* Start DATASET RECORDS *
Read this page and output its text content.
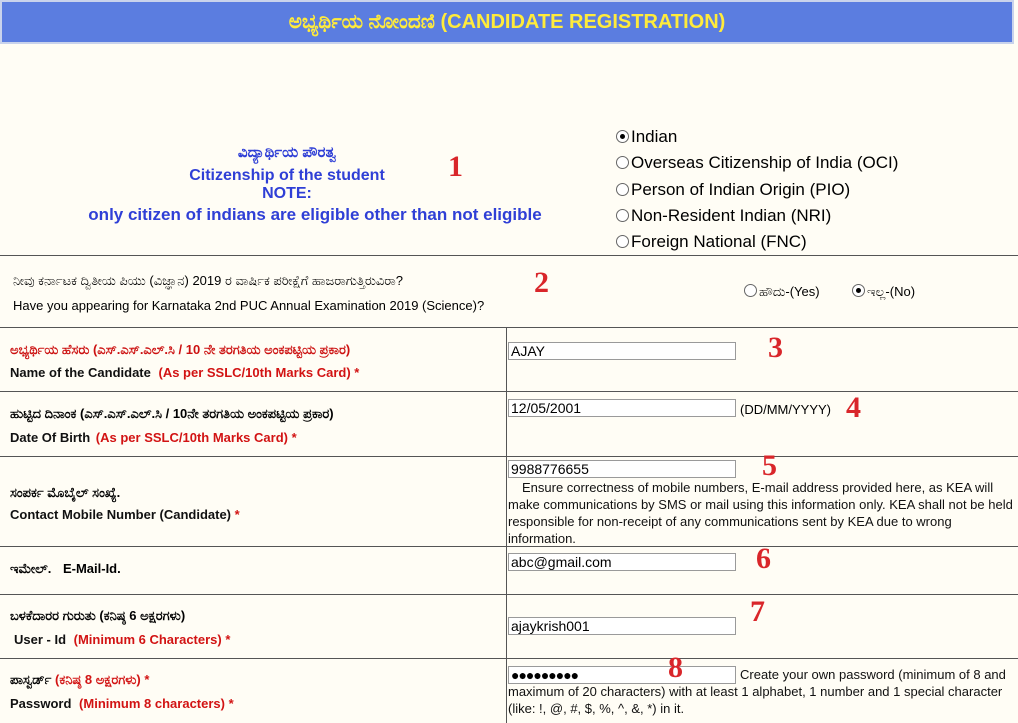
ಅಭ್ಯರ್ಥಿಯ ನೋಂದಣಿ (CANDIDATE REGISTRATION)
ವಿದ್ಯಾರ್ಥಿಯ ಪೌರತ್ವ
Citizenship of the student
NOTE:
only citizen of indians are eligible other than not eligible
1
Indian
Overseas Citizenship of India (OCI)
Person of Indian Origin (PIO)
Non-Resident Indian (NRI)
Foreign National (FNC)
ನೀವು ಕರ್ನಾಟಕ ದ್ವಿತೀಯ ಪಿಯು (ವಿಜ್ಞಾನ) 2019 ರ ವಾರ್ಷಿಕ ಪರೀಕ್ಷೆಗೆ ಹಾಜರಾಗುತ್ತಿರುವಿರಾ?
Have you appearing for Karnataka 2nd PUC Annual Examination 2019 (Science)?
2	ಹೌದು-(Yes)	ಇಲ್ಲ-(No)
ಅಭ್ಯರ್ಥಿಯ ಹೆಸರು (ಎಸ್.ಎಸ್.ಎಲ್.ಸಿ / 10 ನೇ ತರಗತಿಯ ಅಂಕಪಟ್ಟಿಯ ಪ್ರಕಾರ)
Name of the Candidate (As per SSLC/10th Marks Card) *
AJAY
3
ಹುಟ್ಟಿದ ದಿನಾಂಕ (ಎಸ್.ಎಸ್.ಎಲ್.ಸಿ / 10ನೇ ತರಗತಿಯ ಅಂಕಪಟ್ಟಿಯ ಪ್ರಕಾರ)
Date Of Birth (As per SSLC/10th Marks Card) *
12/05/2001
(DD/MM/YYYY) 4
ಸಂಪರ್ಕ ಮೊಬೈಲ್ ಸಂಖ್ಯೆ.
Contact Mobile Number (Candidate) *
9988776655
5
Ensure correctness of mobile numbers, E-mail address provided here, as KEA will make communications by SMS or mail using this information only. KEA shall not be held responsible for non-receipt of any communications sent by KEA due to wrong information.
ಇಮೇಲ್. E-Mail-Id.
abc@gmail.com	6
ಬಳಕೆದಾರರ ಗುರುತು (ಕನಿಷ್ಠ 6 ಅಕ್ಷರಗಳು)
User - Id (Minimum 6 Characters) *
ajaykrish001
7
ಪಾಸ್ವರ್ಡ್ (ಕನಿಷ್ಠ 8 ಅಕ್ಷರಗಳು) *
Password (Minimum 8 characters) *
●●●●●●●●●
8	Create your own password (minimum of 8 and maximum of 20 characters) with at least 1 alphabet, 1 number and 1 special character (like: !, @, #, $, %, ^, &, *) in it.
* End DATASET RECORDS *
» **DIRECTIONS**
Write every record out again exactly; no pictures belong in the copy.

» **THE RESPONSE**
Read this page and output its text content.
ಅಭ್ಯರ್ಥಿಯ ನೋಂದಣಿ (CANDIDATE REGISTRATION)
ವಿದ್ಯಾರ್ಥಿಯ ಪೌರತ್ವ
Citizenship of the student
NOTE:
only citizen of indians are eligible other than not eligible
1
Indian
Overseas Citizenship of India (OCI)
Person of Indian Origin (PIO)
Non-Resident Indian (NRI)
Foreign National (FNC)
ನೀವು ಕರ್ನಾಟಕ ದ್ವಿತೀಯ ಪಿಯು (ವಿಜ್ಞಾನ) 2019 ರ ವಾರ್ಷಿಕ ಪರೀಕ್ಷೆಗೆ ಹಾಜರಾಗುತ್ತಿರುವಿರಾ?
Have you appearing for Karnataka 2nd PUC Annual Examination 2019 (Science)?
2	ಹೌದು-(Yes)	ಇಲ್ಲ-(No)
ಅಭ್ಯರ್ಥಿಯ ಹೆಸರು (ಎಸ್.ಎಸ್.ಎಲ್.ಸಿ / 10 ನೇ ತರಗತಿಯ ಅಂಕಪಟ್ಟಿಯ ಪ್ರಕಾರ)
Name of the Candidate (As per SSLC/10th Marks Card) *
AJAY
3
ಹುಟ್ಟಿದ ದಿನಾಂಕ (ಎಸ್.ಎಸ್.ಎಲ್.ಸಿ / 10ನೇ ತರಗತಿಯ ಅಂಕಪಟ್ಟಿಯ ಪ್ರಕಾರ)
Date Of Birth (As per SSLC/10th Marks Card) *
12/05/2001
(DD/MM/YYYY) 4
ಸಂಪರ್ಕ ಮೊಬೈಲ್ ಸಂಖ್ಯೆ.
Contact Mobile Number (Candidate) *
9988776655
5
Ensure correctness of mobile numbers, E-mail address provided here, as KEA will make communications by SMS or mail using this information only. KEA shall not be held responsible for non-receipt of any communications sent by KEA due to wrong information.
ಇಮೇಲ್. E-Mail-Id.
abc@gmail.com	6
ಬಳಕೆದಾರರ ಗುರುತು (ಕನಿಷ್ಠ 6 ಅಕ್ಷರಗಳು)
User - Id (Minimum 6 Characters) *
ajaykrish001
7
ಪಾಸ್ವರ್ಡ್ (ಕನಿಷ್ಠ 8 ಅಕ್ಷರಗಳು) *
Password (Minimum 8 characters) *
●●●●●●●●●
8	Create your own password (minimum of 8 and maximum of 20 characters) with at least 1 alphabet, 1 number and 1 special character (like: !, @, #, $, %, ^, &, *) in it.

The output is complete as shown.